··· INFORMATION GIVEN

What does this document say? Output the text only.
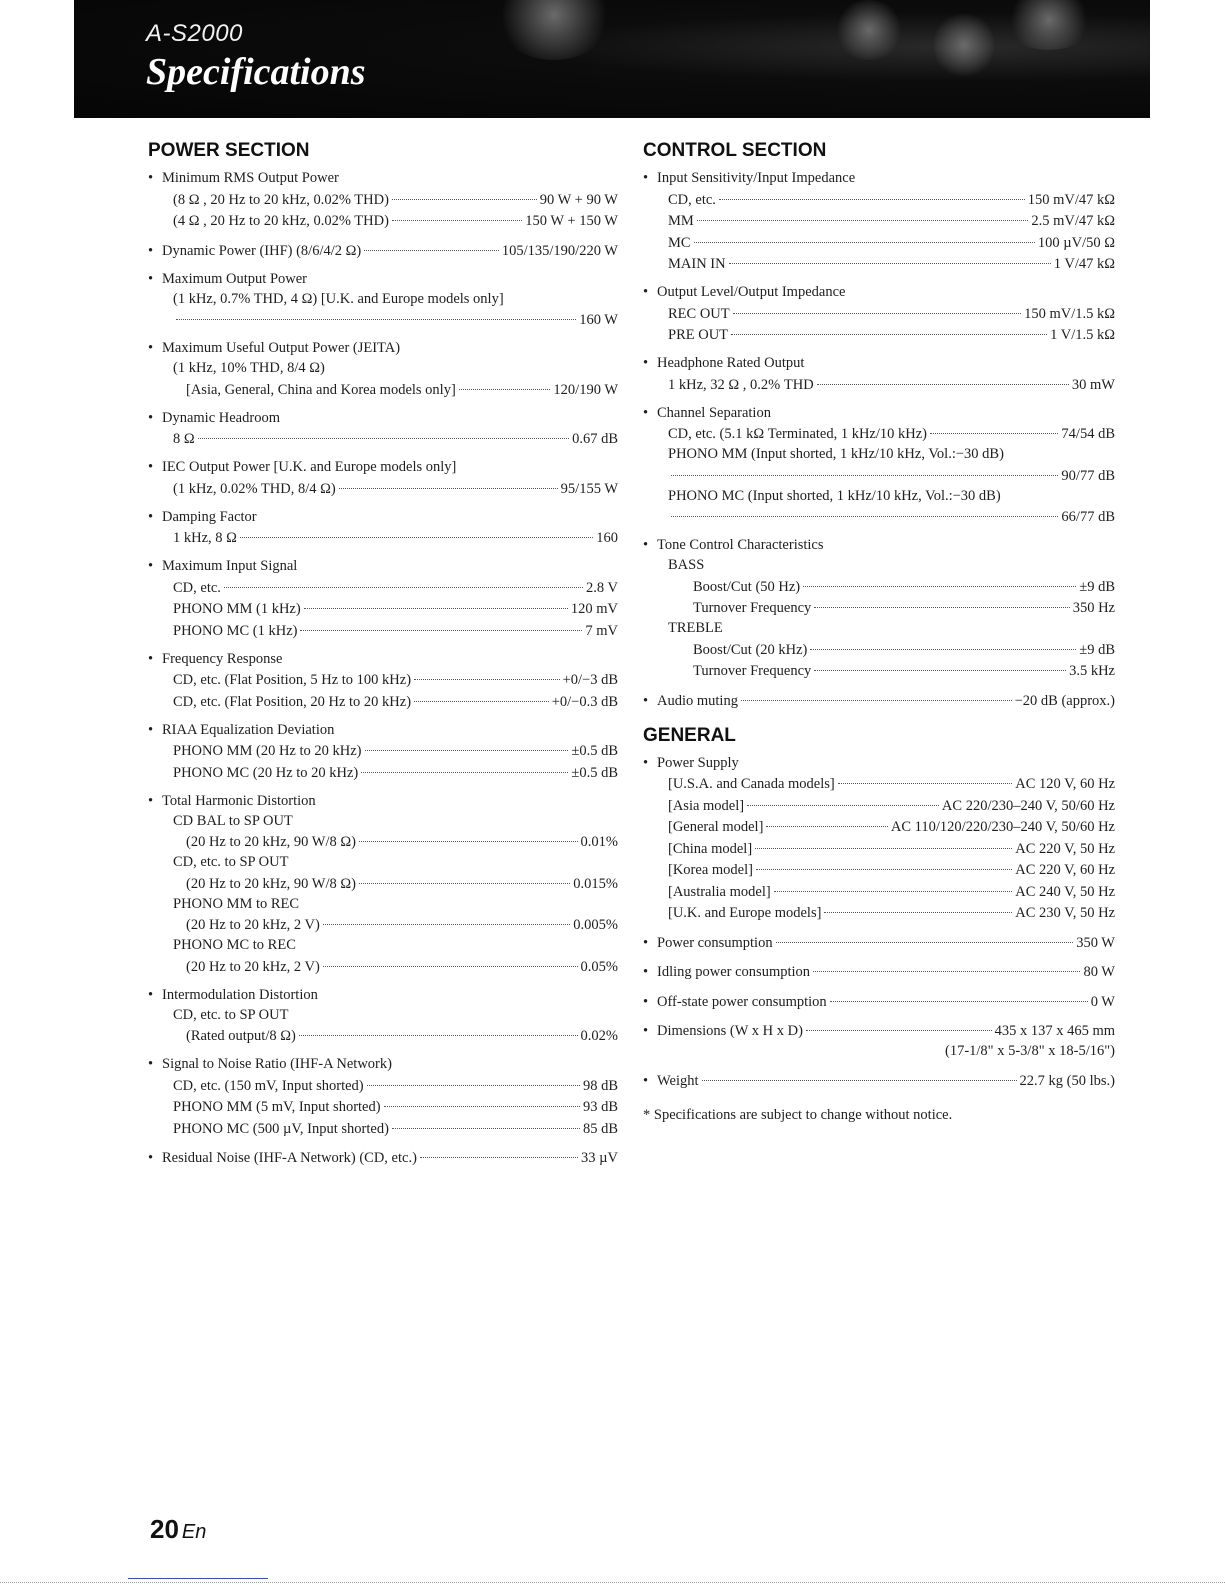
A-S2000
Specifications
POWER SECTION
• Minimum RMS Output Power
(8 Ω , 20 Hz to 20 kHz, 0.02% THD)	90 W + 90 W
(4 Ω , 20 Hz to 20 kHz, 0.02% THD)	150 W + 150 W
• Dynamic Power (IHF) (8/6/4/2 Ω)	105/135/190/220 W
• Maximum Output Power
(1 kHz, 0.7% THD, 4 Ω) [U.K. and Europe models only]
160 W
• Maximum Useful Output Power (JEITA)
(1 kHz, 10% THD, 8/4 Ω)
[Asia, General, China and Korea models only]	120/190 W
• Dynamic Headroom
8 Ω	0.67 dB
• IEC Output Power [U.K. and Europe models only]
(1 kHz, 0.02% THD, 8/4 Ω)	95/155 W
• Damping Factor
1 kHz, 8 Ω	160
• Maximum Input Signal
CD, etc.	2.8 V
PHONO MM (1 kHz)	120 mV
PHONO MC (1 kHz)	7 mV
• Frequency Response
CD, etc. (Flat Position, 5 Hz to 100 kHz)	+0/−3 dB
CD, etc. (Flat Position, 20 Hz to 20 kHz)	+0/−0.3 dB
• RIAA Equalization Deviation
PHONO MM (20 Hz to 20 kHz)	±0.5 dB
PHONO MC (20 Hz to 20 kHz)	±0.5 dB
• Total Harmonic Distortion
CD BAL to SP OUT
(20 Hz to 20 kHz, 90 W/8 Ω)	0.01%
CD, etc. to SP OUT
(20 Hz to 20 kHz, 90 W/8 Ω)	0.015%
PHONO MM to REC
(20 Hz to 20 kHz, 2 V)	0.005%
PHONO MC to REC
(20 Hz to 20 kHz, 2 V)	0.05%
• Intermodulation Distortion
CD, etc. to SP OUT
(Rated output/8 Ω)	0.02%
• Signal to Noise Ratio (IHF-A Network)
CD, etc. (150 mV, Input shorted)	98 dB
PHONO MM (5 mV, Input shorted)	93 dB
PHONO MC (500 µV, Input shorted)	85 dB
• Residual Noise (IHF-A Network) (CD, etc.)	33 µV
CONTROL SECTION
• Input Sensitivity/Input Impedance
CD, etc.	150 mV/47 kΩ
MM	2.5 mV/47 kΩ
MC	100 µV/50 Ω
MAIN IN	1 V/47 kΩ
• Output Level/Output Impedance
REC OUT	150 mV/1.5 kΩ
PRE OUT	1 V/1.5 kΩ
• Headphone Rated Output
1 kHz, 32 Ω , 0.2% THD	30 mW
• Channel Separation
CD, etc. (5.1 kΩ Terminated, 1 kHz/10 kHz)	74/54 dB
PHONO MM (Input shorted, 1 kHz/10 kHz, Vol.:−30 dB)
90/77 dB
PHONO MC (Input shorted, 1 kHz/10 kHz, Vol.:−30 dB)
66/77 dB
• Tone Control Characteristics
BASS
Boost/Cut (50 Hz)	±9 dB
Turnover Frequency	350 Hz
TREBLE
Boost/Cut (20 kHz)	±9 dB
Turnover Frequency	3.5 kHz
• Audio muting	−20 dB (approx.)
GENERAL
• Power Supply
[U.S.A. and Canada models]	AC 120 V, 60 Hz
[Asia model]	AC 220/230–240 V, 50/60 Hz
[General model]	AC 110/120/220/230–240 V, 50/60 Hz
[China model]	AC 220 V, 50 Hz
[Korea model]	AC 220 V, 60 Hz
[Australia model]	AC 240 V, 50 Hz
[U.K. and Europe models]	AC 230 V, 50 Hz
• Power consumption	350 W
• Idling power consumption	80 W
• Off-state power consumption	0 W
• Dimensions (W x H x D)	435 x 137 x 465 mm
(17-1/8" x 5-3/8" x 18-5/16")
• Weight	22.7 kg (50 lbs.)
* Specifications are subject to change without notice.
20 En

······

● THE TASK
Exact duplication of all the records is required; pictures are omitted from the copy.

● EXERCISE RESPONSE
What does this document say? Output the text only.
A-S2000
Specifications
POWER SECTION
• Minimum RMS Output Power
(8 Ω , 20 Hz to 20 kHz, 0.02% THD)	90 W + 90 W
(4 Ω , 20 Hz to 20 kHz, 0.02% THD)	150 W + 150 W
• Dynamic Power (IHF) (8/6/4/2 Ω)	105/135/190/220 W
• Maximum Output Power
(1 kHz, 0.7% THD, 4 Ω) [U.K. and Europe models only]
160 W
• Maximum Useful Output Power (JEITA)
(1 kHz, 10% THD, 8/4 Ω)
[Asia, General, China and Korea models only]	120/190 W
• Dynamic Headroom
8 Ω	0.67 dB
• IEC Output Power [U.K. and Europe models only]
(1 kHz, 0.02% THD, 8/4 Ω)	95/155 W
• Damping Factor
1 kHz, 8 Ω	160
• Maximum Input Signal
CD, etc.	2.8 V
PHONO MM (1 kHz)	120 mV
PHONO MC (1 kHz)	7 mV
• Frequency Response
CD, etc. (Flat Position, 5 Hz to 100 kHz)	+0/−3 dB
CD, etc. (Flat Position, 20 Hz to 20 kHz)	+0/−0.3 dB
• RIAA Equalization Deviation
PHONO MM (20 Hz to 20 kHz)	±0.5 dB
PHONO MC (20 Hz to 20 kHz)	±0.5 dB
• Total Harmonic Distortion
CD BAL to SP OUT
(20 Hz to 20 kHz, 90 W/8 Ω)	0.01%
CD, etc. to SP OUT
(20 Hz to 20 kHz, 90 W/8 Ω)	0.015%
PHONO MM to REC
(20 Hz to 20 kHz, 2 V)	0.005%
PHONO MC to REC
(20 Hz to 20 kHz, 2 V)	0.05%
• Intermodulation Distortion
CD, etc. to SP OUT
(Rated output/8 Ω)	0.02%
• Signal to Noise Ratio (IHF-A Network)
CD, etc. (150 mV, Input shorted)	98 dB
PHONO MM (5 mV, Input shorted)	93 dB
PHONO MC (500 µV, Input shorted)	85 dB
• Residual Noise (IHF-A Network) (CD, etc.)	33 µV
CONTROL SECTION
• Input Sensitivity/Input Impedance
CD, etc.	150 mV/47 kΩ
MM	2.5 mV/47 kΩ
MC	100 µV/50 Ω
MAIN IN	1 V/47 kΩ
• Output Level/Output Impedance
REC OUT	150 mV/1.5 kΩ
PRE OUT	1 V/1.5 kΩ
• Headphone Rated Output
1 kHz, 32 Ω , 0.2% THD	30 mW
• Channel Separation
CD, etc. (5.1 kΩ Terminated, 1 kHz/10 kHz)	74/54 dB
PHONO MM (Input shorted, 1 kHz/10 kHz, Vol.:−30 dB)
90/77 dB
PHONO MC (Input shorted, 1 kHz/10 kHz, Vol.:−30 dB)
66/77 dB
• Tone Control Characteristics
BASS
Boost/Cut (50 Hz)	±9 dB
Turnover Frequency	350 Hz
TREBLE
Boost/Cut (20 kHz)	±9 dB
Turnover Frequency	3.5 kHz
• Audio muting	−20 dB (approx.)
GENERAL
• Power Supply
[U.S.A. and Canada models]	AC 120 V, 60 Hz
[Asia model]	AC 220/230–240 V, 50/60 Hz
[General model]	AC 110/120/220/230–240 V, 50/60 Hz
[China model]	AC 220 V, 50 Hz
[Korea model]	AC 220 V, 60 Hz
[Australia model]	AC 240 V, 50 Hz
[U.K. and Europe models]	AC 230 V, 50 Hz
• Power consumption	350 W
• Idling power consumption	80 W
• Off-state power consumption	0 W
• Dimensions (W x H x D)	435 x 137 x 465 mm
(17-1/8" x 5-3/8" x 18-5/16")
• Weight	22.7 kg (50 lbs.)
* Specifications are subject to change without notice.
20 En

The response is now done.